Start PROVIDED MATERIAL
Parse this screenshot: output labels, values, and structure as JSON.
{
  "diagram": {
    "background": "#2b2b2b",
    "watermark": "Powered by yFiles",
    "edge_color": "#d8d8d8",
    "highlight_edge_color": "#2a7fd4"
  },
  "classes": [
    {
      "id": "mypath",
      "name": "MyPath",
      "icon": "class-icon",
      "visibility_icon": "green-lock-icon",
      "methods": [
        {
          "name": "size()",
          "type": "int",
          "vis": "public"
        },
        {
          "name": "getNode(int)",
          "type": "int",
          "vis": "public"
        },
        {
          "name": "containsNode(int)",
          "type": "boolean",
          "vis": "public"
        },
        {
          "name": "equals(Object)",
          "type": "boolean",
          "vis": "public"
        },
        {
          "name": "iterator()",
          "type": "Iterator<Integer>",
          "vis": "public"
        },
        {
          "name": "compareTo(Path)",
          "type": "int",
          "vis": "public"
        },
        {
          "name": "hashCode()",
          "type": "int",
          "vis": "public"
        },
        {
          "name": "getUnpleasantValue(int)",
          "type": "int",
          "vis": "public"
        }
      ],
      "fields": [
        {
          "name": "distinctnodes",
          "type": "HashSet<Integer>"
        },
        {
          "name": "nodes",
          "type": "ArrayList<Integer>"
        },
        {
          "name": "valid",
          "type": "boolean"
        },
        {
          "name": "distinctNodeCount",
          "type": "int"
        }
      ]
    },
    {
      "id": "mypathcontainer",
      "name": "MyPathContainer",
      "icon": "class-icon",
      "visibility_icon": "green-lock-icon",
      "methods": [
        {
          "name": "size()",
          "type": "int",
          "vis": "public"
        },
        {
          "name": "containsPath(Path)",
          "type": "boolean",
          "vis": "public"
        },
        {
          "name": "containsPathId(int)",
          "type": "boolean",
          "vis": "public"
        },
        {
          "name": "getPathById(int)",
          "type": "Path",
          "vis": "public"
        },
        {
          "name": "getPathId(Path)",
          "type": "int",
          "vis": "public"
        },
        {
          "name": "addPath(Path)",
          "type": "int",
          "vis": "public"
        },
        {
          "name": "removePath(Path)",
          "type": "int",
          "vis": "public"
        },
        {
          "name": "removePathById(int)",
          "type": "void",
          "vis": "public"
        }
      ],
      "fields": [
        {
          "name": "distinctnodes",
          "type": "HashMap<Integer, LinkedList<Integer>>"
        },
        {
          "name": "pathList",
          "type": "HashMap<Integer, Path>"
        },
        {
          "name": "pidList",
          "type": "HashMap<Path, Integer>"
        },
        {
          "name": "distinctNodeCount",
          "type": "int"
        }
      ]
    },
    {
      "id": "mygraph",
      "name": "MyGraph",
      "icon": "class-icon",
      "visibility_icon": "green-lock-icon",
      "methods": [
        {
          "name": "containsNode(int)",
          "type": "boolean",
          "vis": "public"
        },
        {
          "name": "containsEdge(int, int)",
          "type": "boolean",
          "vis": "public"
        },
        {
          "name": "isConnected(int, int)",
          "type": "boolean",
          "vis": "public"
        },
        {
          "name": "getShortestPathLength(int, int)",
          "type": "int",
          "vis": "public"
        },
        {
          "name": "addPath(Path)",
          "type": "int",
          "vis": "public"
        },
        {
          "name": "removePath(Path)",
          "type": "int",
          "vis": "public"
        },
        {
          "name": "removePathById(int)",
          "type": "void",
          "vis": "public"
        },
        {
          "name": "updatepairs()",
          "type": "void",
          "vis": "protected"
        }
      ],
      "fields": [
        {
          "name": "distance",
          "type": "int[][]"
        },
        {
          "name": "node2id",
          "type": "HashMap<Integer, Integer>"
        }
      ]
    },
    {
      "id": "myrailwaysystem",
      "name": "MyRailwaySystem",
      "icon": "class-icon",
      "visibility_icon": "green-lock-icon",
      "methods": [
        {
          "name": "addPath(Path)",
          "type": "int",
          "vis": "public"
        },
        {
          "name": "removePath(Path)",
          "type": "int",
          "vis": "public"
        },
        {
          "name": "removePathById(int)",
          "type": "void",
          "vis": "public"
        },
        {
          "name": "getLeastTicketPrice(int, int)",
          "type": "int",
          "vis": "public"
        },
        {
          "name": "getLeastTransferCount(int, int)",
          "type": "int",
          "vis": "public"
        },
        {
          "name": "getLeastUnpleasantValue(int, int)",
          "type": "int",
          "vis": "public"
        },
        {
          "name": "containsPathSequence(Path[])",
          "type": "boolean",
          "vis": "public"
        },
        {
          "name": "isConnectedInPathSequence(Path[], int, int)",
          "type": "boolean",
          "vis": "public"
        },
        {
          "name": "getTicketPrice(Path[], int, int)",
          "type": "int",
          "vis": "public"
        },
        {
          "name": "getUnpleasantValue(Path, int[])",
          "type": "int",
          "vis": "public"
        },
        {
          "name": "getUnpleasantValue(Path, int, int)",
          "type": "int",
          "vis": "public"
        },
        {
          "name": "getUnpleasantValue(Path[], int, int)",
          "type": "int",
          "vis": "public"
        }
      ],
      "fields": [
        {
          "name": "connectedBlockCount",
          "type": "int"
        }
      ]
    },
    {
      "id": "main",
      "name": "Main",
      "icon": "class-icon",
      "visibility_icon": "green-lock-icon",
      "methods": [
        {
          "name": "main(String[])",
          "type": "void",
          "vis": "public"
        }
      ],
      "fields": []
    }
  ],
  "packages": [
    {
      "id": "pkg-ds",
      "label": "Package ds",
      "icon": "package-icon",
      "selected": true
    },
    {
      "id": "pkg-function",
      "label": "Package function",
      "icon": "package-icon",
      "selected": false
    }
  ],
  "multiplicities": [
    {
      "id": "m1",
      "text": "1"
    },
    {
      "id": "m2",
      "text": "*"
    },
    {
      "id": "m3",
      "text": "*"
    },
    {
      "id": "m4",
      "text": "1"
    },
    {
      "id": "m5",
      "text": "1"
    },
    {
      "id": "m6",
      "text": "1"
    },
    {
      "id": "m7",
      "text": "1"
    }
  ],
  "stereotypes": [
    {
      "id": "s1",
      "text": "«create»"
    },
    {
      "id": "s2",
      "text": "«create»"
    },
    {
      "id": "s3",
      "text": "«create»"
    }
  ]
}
End PROVIDED MATERIAL
TASK GOAL ▸ Reproduce the listing shown above in its entirety, exactly.

TASK ANSWER ▸
Parse this screenshot: output labels, values, and structure as JSON.
{
  "diagram": {
    "background": "#2b2b2b",
    "watermark": "Powered by yFiles",
    "edge_color": "#d8d8d8",
    "highlight_edge_color": "#2a7fd4"
  },
  "classes": [
    {
      "id": "mypath",
      "name": "MyPath",
      "icon": "class-icon",
      "visibility_icon": "green-lock-icon",
      "methods": [
        {
          "name": "size()",
          "type": "int",
          "vis": "public"
        },
        {
          "name": "getNode(int)",
          "type": "int",
          "vis": "public"
        },
        {
          "name": "containsNode(int)",
          "type": "boolean",
          "vis": "public"
        },
        {
          "name": "equals(Object)",
          "type": "boolean",
          "vis": "public"
        },
        {
          "name": "iterator()",
          "type": "Iterator<Integer>",
          "vis": "public"
        },
        {
          "name": "compareTo(Path)",
          "type": "int",
          "vis": "public"
        },
        {
          "name": "hashCode()",
          "type": "int",
          "vis": "public"
        },
        {
          "name": "getUnpleasantValue(int)",
          "type": "int",
          "vis": "public"
        }
      ],
      "fields": [
        {
          "name": "distinctnodes",
          "type": "HashSet<Integer>"
        },
        {
          "name": "nodes",
          "type": "ArrayList<Integer>"
        },
        {
          "name": "valid",
          "type": "boolean"
        },
        {
          "name": "distinctNodeCount",
          "type": "int"
        }
      ]
    },
    {
      "id": "mypathcontainer",
      "name": "MyPathContainer",
      "icon": "class-icon",
      "visibility_icon": "green-lock-icon",
      "methods": [
        {
          "name": "size()",
          "type": "int",
          "vis": "public"
        },
        {
          "name": "containsPath(Path)",
          "type": "boolean",
          "vis": "public"
        },
        {
          "name": "containsPathId(int)",
          "type": "boolean",
          "vis": "public"
        },
        {
          "name": "getPathById(int)",
          "type": "Path",
          "vis": "public"
        },
        {
          "name": "getPathId(Path)",
          "type": "int",
          "vis": "public"
        },
        {
          "name": "addPath(Path)",
          "type": "int",
          "vis": "public"
        },
        {
          "name": "removePath(Path)",
          "type": "int",
          "vis": "public"
        },
        {
          "name": "removePathById(int)",
          "type": "void",
          "vis": "public"
        }
      ],
      "fields": [
        {
          "name": "distinctnodes",
          "type": "HashMap<Integer, LinkedList<Integer>>"
        },
        {
          "name": "pathList",
          "type": "HashMap<Integer, Path>"
        },
        {
          "name": "pidList",
          "type": "HashMap<Path, Integer>"
        },
        {
          "name": "distinctNodeCount",
          "type": "int"
        }
      ]
    },
    {
      "id": "mygraph",
      "name": "MyGraph",
      "icon": "class-icon",
      "visibility_icon": "green-lock-icon",
      "methods": [
        {
          "name": "containsNode(int)",
          "type": "boolean",
          "vis": "public"
        },
        {
          "name": "containsEdge(int, int)",
          "type": "boolean",
          "vis": "public"
        },
        {
          "name": "isConnected(int, int)",
          "type": "boolean",
          "vis": "public"
        },
        {
          "name": "getShortestPathLength(int, int)",
          "type": "int",
          "vis": "public"
        },
        {
          "name": "addPath(Path)",
          "type": "int",
          "vis": "public"
        },
        {
          "name": "removePath(Path)",
          "type": "int",
          "vis": "public"
        },
        {
          "name": "removePathById(int)",
          "type": "void",
          "vis": "public"
        },
        {
          "name": "updatepairs()",
          "type": "void",
          "vis": "protected"
        }
      ],
      "fields": [
        {
          "name": "distance",
          "type": "int[][]"
        },
        {
          "name": "node2id",
          "type": "HashMap<Integer, Integer>"
        }
      ]
    },
    {
      "id": "myrailwaysystem",
      "name": "MyRailwaySystem",
      "icon": "class-icon",
      "visibility_icon": "green-lock-icon",
      "methods": [
        {
          "name": "addPath(Path)",
          "type": "int",
          "vis": "public"
        },
        {
          "name": "removePath(Path)",
          "type": "int",
          "vis": "public"
        },
        {
          "name": "removePathById(int)",
          "type": "void",
          "vis": "public"
        },
        {
          "name": "getLeastTicketPrice(int, int)",
          "type": "int",
          "vis": "public"
        },
        {
          "name": "getLeastTransferCount(int, int)",
          "type": "int",
          "vis": "public"
        },
        {
          "name": "getLeastUnpleasantValue(int, int)",
          "type": "int",
          "vis": "public"
        },
        {
          "name": "containsPathSequence(Path[])",
          "type": "boolean",
          "vis": "public"
        },
        {
          "name": "isConnectedInPathSequence(Path[], int, int)",
          "type": "boolean",
          "vis": "public"
        },
        {
          "name": "getTicketPrice(Path[], int, int)",
          "type": "int",
          "vis": "public"
        },
        {
          "name": "getUnpleasantValue(Path, int[])",
          "type": "int",
          "vis": "public"
        },
        {
          "name": "getUnpleasantValue(Path, int, int)",
          "type": "int",
          "vis": "public"
        },
        {
          "name": "getUnpleasantValue(Path[], int, int)",
          "type": "int",
          "vis": "public"
        }
      ],
      "fields": [
        {
          "name": "connectedBlockCount",
          "type": "int"
        }
      ]
    },
    {
      "id": "main",
      "name": "Main",
      "icon": "class-icon",
      "visibility_icon": "green-lock-icon",
      "methods": [
        {
          "name": "main(String[])",
          "type": "void",
          "vis": "public"
        }
      ],
      "fields": []
    }
  ],
  "packages": [
    {
      "id": "pkg-ds",
      "label": "Package ds",
      "icon": "package-icon",
      "selected": true
    },
    {
      "id": "pkg-function",
      "label": "Package function",
      "icon": "package-icon",
      "selected": false
    }
  ],
  "multiplicities": [
    {
      "id": "m1",
      "text": "1"
    },
    {
      "id": "m2",
      "text": "*"
    },
    {
      "id": "m3",
      "text": "*"
    },
    {
      "id": "m4",
      "text": "1"
    },
    {
      "id": "m5",
      "text": "1"
    },
    {
      "id": "m6",
      "text": "1"
    },
    {
      "id": "m7",
      "text": "1"
    }
  ],
  "stereotypes": [
    {
      "id": "s1",
      "text": "«create»"
    },
    {
      "id": "s2",
      "text": "«create»"
    },
    {
      "id": "s3",
      "text": "«create»"
    }
  ]
}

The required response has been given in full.